Your goal - Omit every picture and output the rest of the records exactly as they are.

[Stored items]
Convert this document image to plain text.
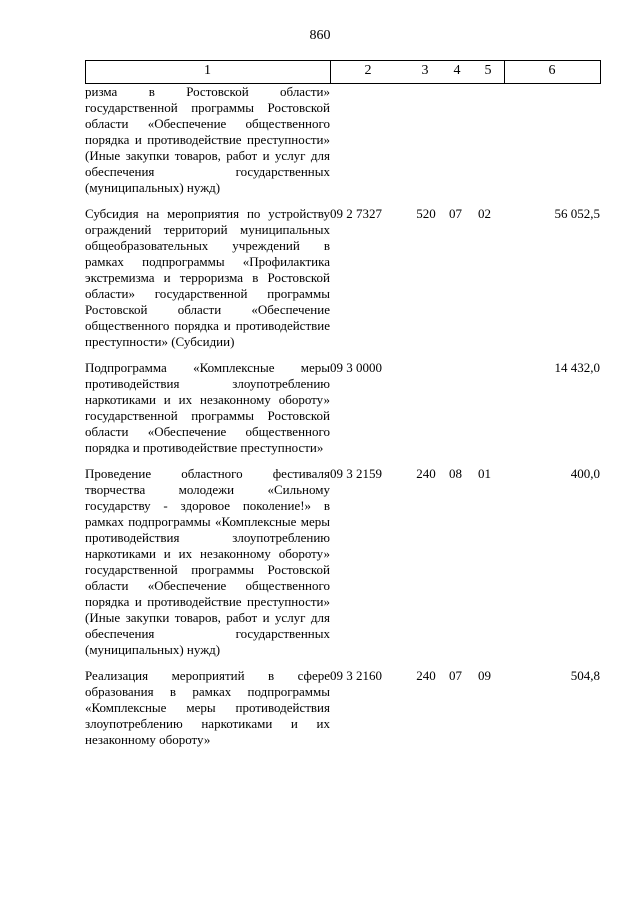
860
1	2	3	4	5	6
ризма в Ростовской области» государственной программы Ростовской области «Обеспечение общественного порядка и противодействие преступности» (Иные закупки товаров, работ и услуг для обеспечения государственных (муниципальных) нужд)					
Субсидия на мероприятия по устройству ограждений территорий муниципальных общеобразовательных учреждений в рамках подпрограммы «Профилактика экстремизма и терроризма в Ростовской области» государственной программы Ростовской области «Обеспечение общественного порядка и противодействие преступности» (Субсидии)	09 2 7327	520	07	02	56 052,5
Подпрограмма «Комплексные меры противодействия злоупотреблению наркотиками и их незаконному обороту» государственной программы Ростовской области «Обеспечение общественного порядка и противодействие преступности»	09 3 0000				14 432,0
Проведение областного фестиваля творчества молодежи «Сильному государству - здоровое поколение!» в рамках подпрограммы «Комплексные меры противодействия злоупотреблению наркотиками и их незаконному обороту» государственной программы Ростовской области «Обеспечение общественного порядка и противодействие преступности» (Иные закупки товаров, работ и услуг для обеспечения государственных (муниципальных) нужд)	09 3 2159	240	08	01	400,0
Реализация мероприятий в сфере образования в рамках подпрограммы «Комплексные меры противодействия злоупотреблению наркотиками и их незаконному обороту»	09 3 2160	240	07	09	504,8
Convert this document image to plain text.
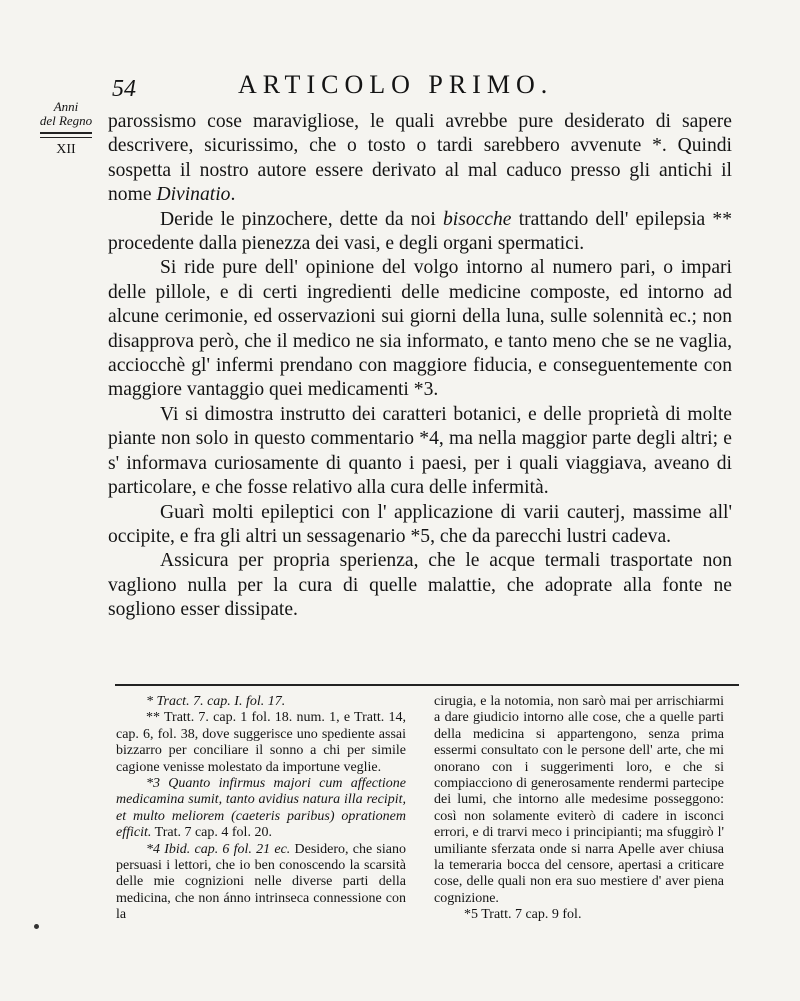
54	ARTICOLO PRIMO.
Anni
del Regno
XII

parossismo cose maravigliose, le quali avrebbe pure desiderato di sapere descrivere, sicurissimo, che o tosto o tardi sarebbero avvenute *. Quindi sospetta il nostro autore essere derivato al mal caduco presso gli antichi il nome Divinatio.

Deride le pinzochere, dette da noi bisocche trattando dell' epilepsia ** procedente dalla pienezza dei vasi, e degli organi spermatici.

Si ride pure dell' opinione del volgo intorno al numero pari, o impari delle pillole, e di certi ingredienti delle medicine composte, ed intorno ad alcune cerimonie, ed osservazioni sui giorni della luna, sulle solennità ec.; non disapprova però, che il medico ne sia informato, e tanto meno che se ne vaglia, acciocchè gl' infermi prendano con maggiore fiducia, e conseguentemente con maggiore vantaggio quei medicamenti *3.

Vi si dimostra instrutto dei caratteri botanici, e delle proprietà di molte piante non solo in questo commentario *4, ma nella maggior parte degli altri; e s' informava curiosamente di quanto i paesi, per i quali viaggiava, aveano di particolare, e che fosse relativo alla cura delle infermità.

Guarì molti epileptici con l' applicazione di varii cauterj, massime all' occipite, e fra gli altri un sessagenario *5, che da parecchi lustri cadeva.

Assicura per propria sperienza, che le acque termali trasportate non vagliono nulla per la cura di quelle malattie, che adoprate alla fonte ne sogliono esser dissipate.

* Tract. 7. cap. I. fol. 17.

** Tratt. 7. cap. 1 fol. 18. num. 1, e Tratt. 14, cap. 6, fol. 38, dove suggerisce uno spediente assai bizzarro per conciliare il sonno a chi per simile cagione venisse molestato da importune veglie.

*3 Quanto infirmus majori cum affectione medicamina sumit, tanto avidius natura illa recipit, et multo meliorem (caeteris paribus) oprationem efficit. Trat. 7 cap. 4 fol. 20.

*4 Ibid. cap. 6 fol. 21 ec. Desidero, che siano persuasi i lettori, che io ben conoscendo la scarsità delle mie cognizioni nelle diverse parti della medicina, che non ánno intrinseca connessione con la

cirugia, e la notomia, non sarò mai per arrischiarmi a dare giudicio intorno alle cose, che a quelle parti della medicina si appartengono, senza prima essermi consultato con le persone dell' arte, che mi onorano con i suggerimenti loro, e che si compiacciono di generosamente rendermi partecipe dei lumi, che intorno alle medesime posseggono: così non solamente eviterò di cadere in isconci errori, e di trarvi meco i principianti; ma sfuggirò l' umiliante sferzata onde si narra Apelle aver chiusa la temeraria bocca del censore, apertasi a criticare cose, delle quali non era suo mestiere d' aver piena cognizione.

*5 Tratt. 7 cap. 9 fol.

Solution below -
Convert this document image to plain text.
860
1	2	3	4	5	6
ризма в Ростовской области» государственной программы Ростовской области «Обеспечение общественного порядка и противодействие преступности» (Иные закупки товаров, работ и услуг для обеспечения государственных (муниципальных) нужд)					
Субсидия на мероприятия по устройству ограждений территорий муниципальных общеобразовательных учреждений в рамках подпрограммы «Профилактика экстремизма и терроризма в Ростовской области» государственной программы Ростовской области «Обеспечение общественного порядка и противодействие преступности» (Субсидии)	09 2 7327	520	07	02	56 052,5
Подпрограмма «Комплексные меры противодействия злоупотреблению наркотиками и их незаконному обороту» государственной программы Ростовской области «Обеспечение общественного порядка и противодействие преступности»	09 3 0000				14 432,0
Проведение областного фестиваля творчества молодежи «Сильному государству - здоровое поколение!» в рамках подпрограммы «Комплексные меры противодействия злоупотреблению наркотиками и их незаконному обороту» государственной программы Ростовской области «Обеспечение общественного порядка и противодействие преступности» (Иные закупки товаров, работ и услуг для обеспечения государственных (муниципальных) нужд)	09 3 2159	240	08	01	400,0
Реализация мероприятий в сфере образования в рамках подпрограммы «Комплексные меры противодействия злоупотреблению наркотиками и их незаконному обороту»	09 3 2160	240	07	09	504,8
Convert this document image to plain text.
54	ARTICOLO PRIMO.
Anni
del Regno
XII

parossismo cose maravigliose, le quali avrebbe pure desiderato di sapere descrivere, sicurissimo, che o tosto o tardi sarebbero avvenute *. Quindi sospetta il nostro autore essere derivato al mal caduco presso gli antichi il nome Divinatio.

Deride le pinzochere, dette da noi bisocche trattando dell' epilepsia ** procedente dalla pienezza dei vasi, e degli organi spermatici.

Si ride pure dell' opinione del volgo intorno al numero pari, o impari delle pillole, e di certi ingredienti delle medicine composte, ed intorno ad alcune cerimonie, ed osservazioni sui giorni della luna, sulle solennità ec.; non disapprova però, che il medico ne sia informato, e tanto meno che se ne vaglia, acciocchè gl' infermi prendano con maggiore fiducia, e conseguentemente con maggiore vantaggio quei medicamenti *3.

Vi si dimostra instrutto dei caratteri botanici, e delle proprietà di molte piante non solo in questo commentario *4, ma nella maggior parte degli altri; e s' informava curiosamente di quanto i paesi, per i quali viaggiava, aveano di particolare, e che fosse relativo alla cura delle infermità.

Guarì molti epileptici con l' applicazione di varii cauterj, massime all' occipite, e fra gli altri un sessagenario *5, che da parecchi lustri cadeva.

Assicura per propria sperienza, che le acque termali trasportate non vagliono nulla per la cura di quelle malattie, che adoprate alla fonte ne sogliono esser dissipate.

* Tract. 7. cap. I. fol. 17.

** Tratt. 7. cap. 1 fol. 18. num. 1, e Tratt. 14, cap. 6, fol. 38, dove suggerisce uno spediente assai bizzarro per conciliare il sonno a chi per simile cagione venisse molestato da importune veglie.

*3 Quanto infirmus majori cum affectione medicamina sumit, tanto avidius natura illa recipit, et multo meliorem (caeteris paribus) oprationem efficit. Trat. 7 cap. 4 fol. 20.

*4 Ibid. cap. 6 fol. 21 ec. Desidero, che siano persuasi i lettori, che io ben conoscendo la scarsità delle mie cognizioni nelle diverse parti della medicina, che non ánno intrinseca connessione con la

cirugia, e la notomia, non sarò mai per arrischiarmi a dare giudicio intorno alle cose, che a quelle parti della medicina si appartengono, senza prima essermi consultato con le persone dell' arte, che mi onorano con i suggerimenti loro, e che si compiacciono di generosamente rendermi partecipe dei lumi, che intorno alle medesime posseggono: così non solamente eviterò di cadere in isconci errori, e di trarvi meco i principianti; ma sfuggirò l' umiliante sferzata onde si narra Apelle aver chiusa la temeraria bocca del censore, apertasi a criticare cose, delle quali non era suo mestiere d' aver piena cognizione.

*5 Tratt. 7 cap. 9 fol.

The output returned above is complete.